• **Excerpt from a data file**
Begin

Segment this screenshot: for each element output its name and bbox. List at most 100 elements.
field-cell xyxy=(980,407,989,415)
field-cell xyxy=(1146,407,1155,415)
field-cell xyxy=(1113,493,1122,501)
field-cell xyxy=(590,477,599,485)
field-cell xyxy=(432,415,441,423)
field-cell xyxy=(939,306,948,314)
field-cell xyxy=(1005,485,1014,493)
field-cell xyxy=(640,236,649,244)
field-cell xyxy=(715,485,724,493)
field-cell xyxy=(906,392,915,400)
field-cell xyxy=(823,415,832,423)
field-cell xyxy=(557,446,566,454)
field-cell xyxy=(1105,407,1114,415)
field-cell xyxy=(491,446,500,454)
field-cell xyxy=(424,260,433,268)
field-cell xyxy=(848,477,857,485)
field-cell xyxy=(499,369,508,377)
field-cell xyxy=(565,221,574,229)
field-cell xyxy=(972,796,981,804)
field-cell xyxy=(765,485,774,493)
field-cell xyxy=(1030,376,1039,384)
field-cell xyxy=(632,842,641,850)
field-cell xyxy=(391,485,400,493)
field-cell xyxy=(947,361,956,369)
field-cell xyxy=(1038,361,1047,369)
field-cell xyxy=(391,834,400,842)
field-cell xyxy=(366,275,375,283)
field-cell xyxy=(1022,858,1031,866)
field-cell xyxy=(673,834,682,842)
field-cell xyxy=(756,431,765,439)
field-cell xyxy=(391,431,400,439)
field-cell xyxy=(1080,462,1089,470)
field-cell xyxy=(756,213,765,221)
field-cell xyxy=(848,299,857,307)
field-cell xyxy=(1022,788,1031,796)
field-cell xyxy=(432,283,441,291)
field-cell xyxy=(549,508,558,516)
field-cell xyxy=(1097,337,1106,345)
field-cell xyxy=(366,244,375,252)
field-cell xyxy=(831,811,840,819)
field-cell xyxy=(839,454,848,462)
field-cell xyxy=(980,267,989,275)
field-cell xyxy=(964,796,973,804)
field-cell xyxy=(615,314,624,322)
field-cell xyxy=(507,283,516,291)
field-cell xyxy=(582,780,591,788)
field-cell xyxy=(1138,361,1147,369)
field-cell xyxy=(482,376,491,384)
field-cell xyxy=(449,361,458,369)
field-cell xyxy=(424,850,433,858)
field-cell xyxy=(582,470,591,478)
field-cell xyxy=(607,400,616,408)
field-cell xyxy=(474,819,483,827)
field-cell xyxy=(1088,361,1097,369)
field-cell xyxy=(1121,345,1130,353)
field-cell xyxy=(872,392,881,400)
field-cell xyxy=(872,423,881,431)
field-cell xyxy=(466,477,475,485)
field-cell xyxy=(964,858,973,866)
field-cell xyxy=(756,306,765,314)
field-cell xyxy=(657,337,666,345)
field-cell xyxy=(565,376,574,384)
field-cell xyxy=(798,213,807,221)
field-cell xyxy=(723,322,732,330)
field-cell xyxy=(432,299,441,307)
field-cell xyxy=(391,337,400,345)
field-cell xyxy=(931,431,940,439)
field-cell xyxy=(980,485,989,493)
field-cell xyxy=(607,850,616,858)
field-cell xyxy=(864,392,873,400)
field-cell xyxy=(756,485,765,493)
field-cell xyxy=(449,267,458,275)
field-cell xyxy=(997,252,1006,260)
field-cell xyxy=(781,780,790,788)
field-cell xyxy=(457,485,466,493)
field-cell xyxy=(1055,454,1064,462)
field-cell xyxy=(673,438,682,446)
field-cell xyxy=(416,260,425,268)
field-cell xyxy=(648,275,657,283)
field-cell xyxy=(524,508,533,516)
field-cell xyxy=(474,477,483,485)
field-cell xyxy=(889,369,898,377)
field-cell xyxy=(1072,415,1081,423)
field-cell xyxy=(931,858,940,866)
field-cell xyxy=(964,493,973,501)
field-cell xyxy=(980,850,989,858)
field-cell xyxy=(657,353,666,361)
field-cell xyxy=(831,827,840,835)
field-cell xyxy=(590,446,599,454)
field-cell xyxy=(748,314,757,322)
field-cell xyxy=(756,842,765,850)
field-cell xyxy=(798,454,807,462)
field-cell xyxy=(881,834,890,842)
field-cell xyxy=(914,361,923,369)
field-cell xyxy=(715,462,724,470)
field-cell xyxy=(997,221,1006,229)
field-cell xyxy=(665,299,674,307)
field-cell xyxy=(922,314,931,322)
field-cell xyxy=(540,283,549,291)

End

• **Your instructions**
Please copy every one of the lines above character for character, leaving nothing out and changing nothing.

• **Exercise output**
Segment this screenshot: for each element output its name and bbox. List at most 100 elements.
field-cell xyxy=(980,407,989,415)
field-cell xyxy=(1146,407,1155,415)
field-cell xyxy=(1113,493,1122,501)
field-cell xyxy=(590,477,599,485)
field-cell xyxy=(432,415,441,423)
field-cell xyxy=(939,306,948,314)
field-cell xyxy=(1005,485,1014,493)
field-cell xyxy=(640,236,649,244)
field-cell xyxy=(715,485,724,493)
field-cell xyxy=(906,392,915,400)
field-cell xyxy=(823,415,832,423)
field-cell xyxy=(557,446,566,454)
field-cell xyxy=(1105,407,1114,415)
field-cell xyxy=(491,446,500,454)
field-cell xyxy=(424,260,433,268)
field-cell xyxy=(848,477,857,485)
field-cell xyxy=(499,369,508,377)
field-cell xyxy=(565,221,574,229)
field-cell xyxy=(972,796,981,804)
field-cell xyxy=(765,485,774,493)
field-cell xyxy=(1030,376,1039,384)
field-cell xyxy=(632,842,641,850)
field-cell xyxy=(391,485,400,493)
field-cell xyxy=(947,361,956,369)
field-cell xyxy=(1038,361,1047,369)
field-cell xyxy=(391,834,400,842)
field-cell xyxy=(366,275,375,283)
field-cell xyxy=(1022,858,1031,866)
field-cell xyxy=(673,834,682,842)
field-cell xyxy=(756,431,765,439)
field-cell xyxy=(391,431,400,439)
field-cell xyxy=(1080,462,1089,470)
field-cell xyxy=(756,213,765,221)
field-cell xyxy=(848,299,857,307)
field-cell xyxy=(1022,788,1031,796)
field-cell xyxy=(432,283,441,291)
field-cell xyxy=(549,508,558,516)
field-cell xyxy=(1097,337,1106,345)
field-cell xyxy=(366,244,375,252)
field-cell xyxy=(831,811,840,819)
field-cell xyxy=(839,454,848,462)
field-cell xyxy=(980,267,989,275)
field-cell xyxy=(964,796,973,804)
field-cell xyxy=(615,314,624,322)
field-cell xyxy=(507,283,516,291)
field-cell xyxy=(582,780,591,788)
field-cell xyxy=(1138,361,1147,369)
field-cell xyxy=(482,376,491,384)
field-cell xyxy=(449,361,458,369)
field-cell xyxy=(424,850,433,858)
field-cell xyxy=(582,470,591,478)
field-cell xyxy=(607,400,616,408)
field-cell xyxy=(474,819,483,827)
field-cell xyxy=(1088,361,1097,369)
field-cell xyxy=(1121,345,1130,353)
field-cell xyxy=(872,392,881,400)
field-cell xyxy=(872,423,881,431)
field-cell xyxy=(466,477,475,485)
field-cell xyxy=(964,858,973,866)
field-cell xyxy=(756,306,765,314)
field-cell xyxy=(657,337,666,345)
field-cell xyxy=(565,376,574,384)
field-cell xyxy=(798,213,807,221)
field-cell xyxy=(723,322,732,330)
field-cell xyxy=(432,299,441,307)
field-cell xyxy=(391,337,400,345)
field-cell xyxy=(931,431,940,439)
field-cell xyxy=(980,485,989,493)
field-cell xyxy=(607,850,616,858)
field-cell xyxy=(864,392,873,400)
field-cell xyxy=(756,485,765,493)
field-cell xyxy=(449,267,458,275)
field-cell xyxy=(997,252,1006,260)
field-cell xyxy=(781,780,790,788)
field-cell xyxy=(457,485,466,493)
field-cell xyxy=(1055,454,1064,462)
field-cell xyxy=(673,438,682,446)
field-cell xyxy=(416,260,425,268)
field-cell xyxy=(648,275,657,283)
field-cell xyxy=(524,508,533,516)
field-cell xyxy=(474,477,483,485)
field-cell xyxy=(889,369,898,377)
field-cell xyxy=(1072,415,1081,423)
field-cell xyxy=(931,858,940,866)
field-cell xyxy=(964,493,973,501)
field-cell xyxy=(980,850,989,858)
field-cell xyxy=(657,353,666,361)
field-cell xyxy=(831,827,840,835)
field-cell xyxy=(590,446,599,454)
field-cell xyxy=(748,314,757,322)
field-cell xyxy=(756,842,765,850)
field-cell xyxy=(798,454,807,462)
field-cell xyxy=(881,834,890,842)
field-cell xyxy=(914,361,923,369)
field-cell xyxy=(715,462,724,470)
field-cell xyxy=(997,221,1006,229)
field-cell xyxy=(665,299,674,307)
field-cell xyxy=(922,314,931,322)
field-cell xyxy=(540,283,549,291)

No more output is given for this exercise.